**GIVEN TASK**
Repeat each entry as written, dropping any picture you find.

**PROVIDED DATA**
-- BEGIN --

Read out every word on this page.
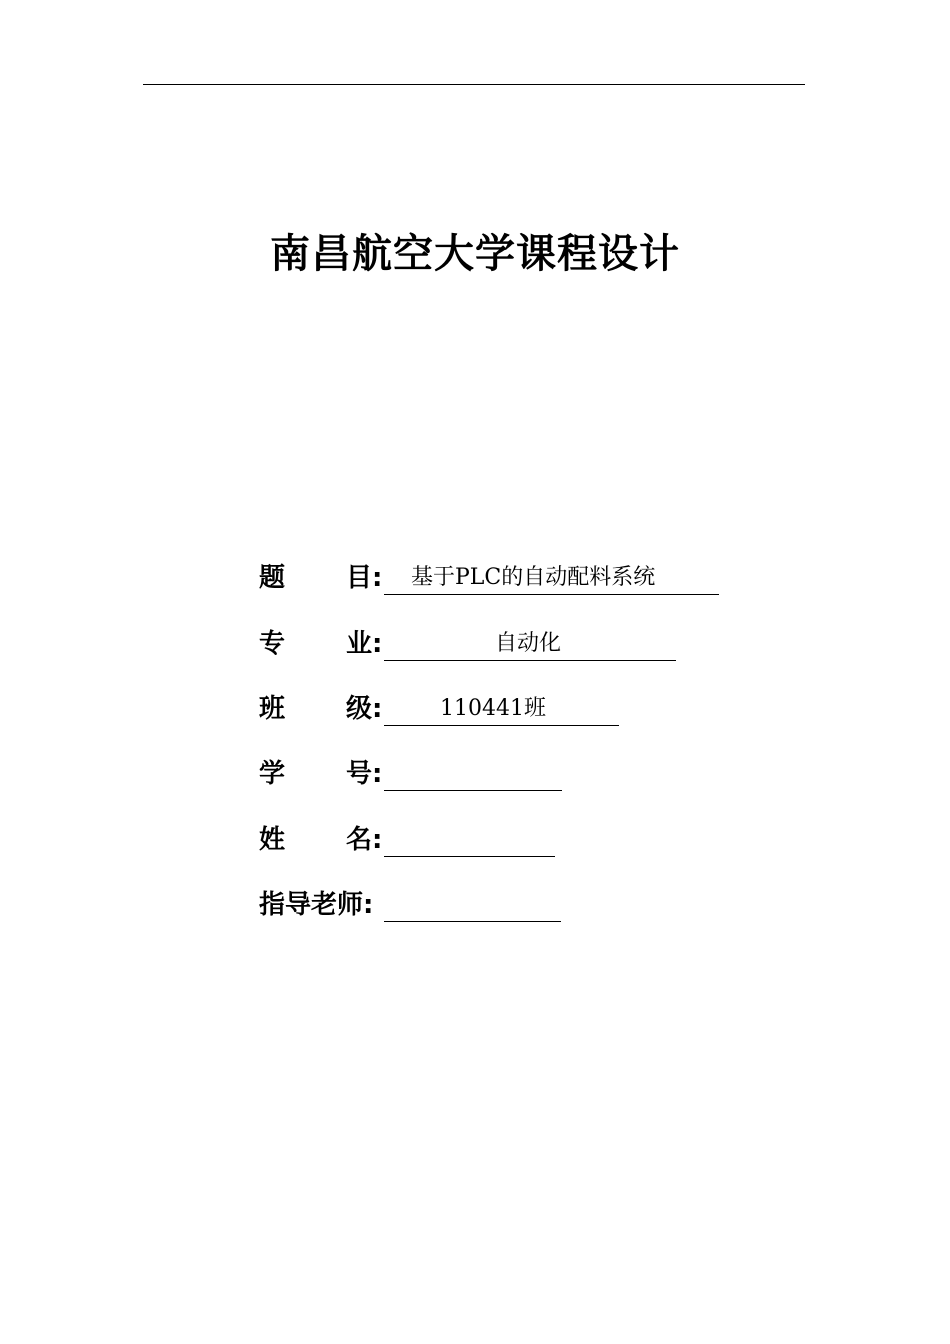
南昌航空大学课程设计
题 目: 基于PLC的自动配料系统
专 业:	自动化
班 级:	110441班
学 号:
姓 名:
指导老师:
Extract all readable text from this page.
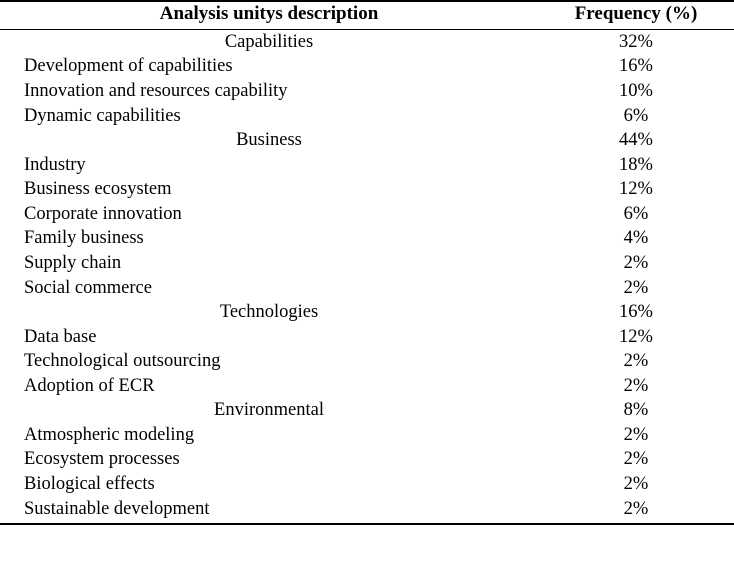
Analysis unitys description	Frequency (%)
Capabilities	32%
Development of capabilities	16%
Innovation and resources capability	10%
Dynamic capabilities	6%
Business	44%
Industry	18%
Business ecosystem	12%
Corporate innovation	6%
Family business	4%
Supply chain	2%
Social commerce	2%
Technologies	16%
Data base	12%
Technological outsourcing	2%
Adoption of ECR	2%
Environmental	8%
Atmospheric modeling	2%
Ecosystem processes	2%
Biological effects	2%
Sustainable development	2%
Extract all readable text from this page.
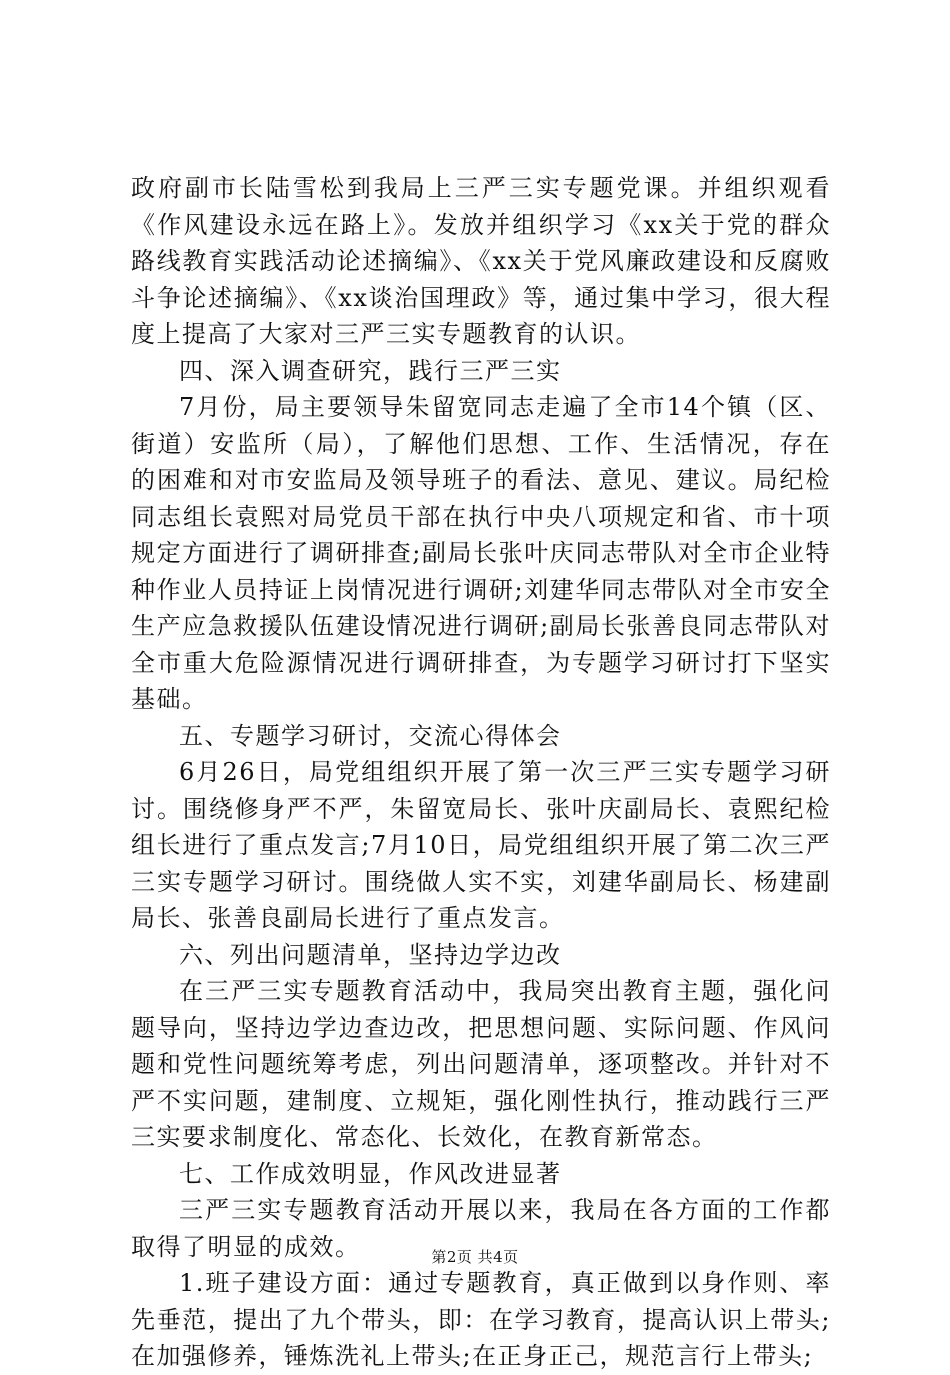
政府副市长陆雪松到我局上三严三实专题党课。并组织观看《作风建设永远在路上》。发放并组织学习《xx关于党的群众路线教育实践活动论述摘编》、《xx关于党风廉政建设和反腐败斗争论述摘编》、《xx谈治国理政》等，通过集中学习，很大程度上提高了大家对三严三实专题教育的认识。

四、深入调查研究，践行三严三实

7月份，局主要领导朱留宽同志走遍了全市14个镇（区、街道）安监所（局），了解他们思想、工作、生活情况，存在的困难和对市安监局及领导班子的看法、意见、建议。局纪检同志组长袁熙对局党员干部在执行中央八项规定和省、市十项规定方面进行了调研排查;副局长张叶庆同志带队对全市企业特种作业人员持证上岗情况进行调研;刘建华同志带队对全市安全生产应急救援队伍建设情况进行调研;副局长张善良同志带队对全市重大危险源情况进行调研排查，为专题学习研讨打下坚实基础。

五、专题学习研讨，交流心得体会

6月26日，局党组组织开展了第一次三严三实专题学习研讨。围绕修身严不严，朱留宽局长、张叶庆副局长、袁熙纪检组长进行了重点发言;7月10日，局党组组织开展了第二次三严三实专题学习研讨。围绕做人实不实，刘建华副局长、杨建副局长、张善良副局长进行了重点发言。

六、列出问题清单，坚持边学边改

在三严三实专题教育活动中，我局突出教育主题，强化问题导向，坚持边学边查边改，把思想问题、实际问题、作风问题和党性问题统筹考虑，列出问题清单，逐项整改。并针对不严不实问题，建制度、立规矩，强化刚性执行，推动践行三严三实要求制度化、常态化、长效化，在教育新常态。

七、工作成效明显，作风改进显著

三严三实专题教育活动开展以来，我局在各方面的工作都取得了明显的成效。

1.班子建设方面：通过专题教育，真正做到以身作则、率先垂范，提出了九个带头，即：在学习教育，提高认识上带头;在加强修养，锤炼洗礼上带头;在正身正己，规范言行上带头;

第2页 共4页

-- END --

**OUTPUT**
Read out every word on this page.
南昌航空大学课程设计
题 目: 基于PLC的自动配料系统
专 业:	自动化
班 级:	110441班
学 号:
姓 名:
指导老师:
Extract all readable text from this page.
Analysis unitys description	Frequency (%)
Capabilities	32%
Development of capabilities	16%
Innovation and resources capability	10%
Dynamic capabilities	6%
Business	44%
Industry	18%
Business ecosystem	12%
Corporate innovation	6%
Family business	4%
Supply chain	2%
Social commerce	2%
Technologies	16%
Data base	12%
Technological outsourcing	2%
Adoption of ECR	2%
Environmental	8%
Atmospheric modeling	2%
Ecosystem processes	2%
Biological effects	2%
Sustainable development	2%
Extract all readable text from this page.
政府副市长陆雪松到我局上三严三实专题党课。并组织观看《作风建设永远在路上》。发放并组织学习《xx关于党的群众路线教育实践活动论述摘编》、《xx关于党风廉政建设和反腐败斗争论述摘编》、《xx谈治国理政》等，通过集中学习，很大程度上提高了大家对三严三实专题教育的认识。

四、深入调查研究，践行三严三实

7月份，局主要领导朱留宽同志走遍了全市14个镇（区、街道）安监所（局），了解他们思想、工作、生活情况，存在的困难和对市安监局及领导班子的看法、意见、建议。局纪检同志组长袁熙对局党员干部在执行中央八项规定和省、市十项规定方面进行了调研排查;副局长张叶庆同志带队对全市企业特种作业人员持证上岗情况进行调研;刘建华同志带队对全市安全生产应急救援队伍建设情况进行调研;副局长张善良同志带队对全市重大危险源情况进行调研排查，为专题学习研讨打下坚实基础。

五、专题学习研讨，交流心得体会

6月26日，局党组组织开展了第一次三严三实专题学习研讨。围绕修身严不严，朱留宽局长、张叶庆副局长、袁熙纪检组长进行了重点发言;7月10日，局党组组织开展了第二次三严三实专题学习研讨。围绕做人实不实，刘建华副局长、杨建副局长、张善良副局长进行了重点发言。

六、列出问题清单，坚持边学边改

在三严三实专题教育活动中，我局突出教育主题，强化问题导向，坚持边学边查边改，把思想问题、实际问题、作风问题和党性问题统筹考虑，列出问题清单，逐项整改。并针对不严不实问题，建制度、立规矩，强化刚性执行，推动践行三严三实要求制度化、常态化、长效化，在教育新常态。

七、工作成效明显，作风改进显著

三严三实专题教育活动开展以来，我局在各方面的工作都取得了明显的成效。

1.班子建设方面：通过专题教育，真正做到以身作则、率先垂范，提出了九个带头，即：在学习教育，提高认识上带头;在加强修养，锤炼洗礼上带头;在正身正己，规范言行上带头;

第2页 共4页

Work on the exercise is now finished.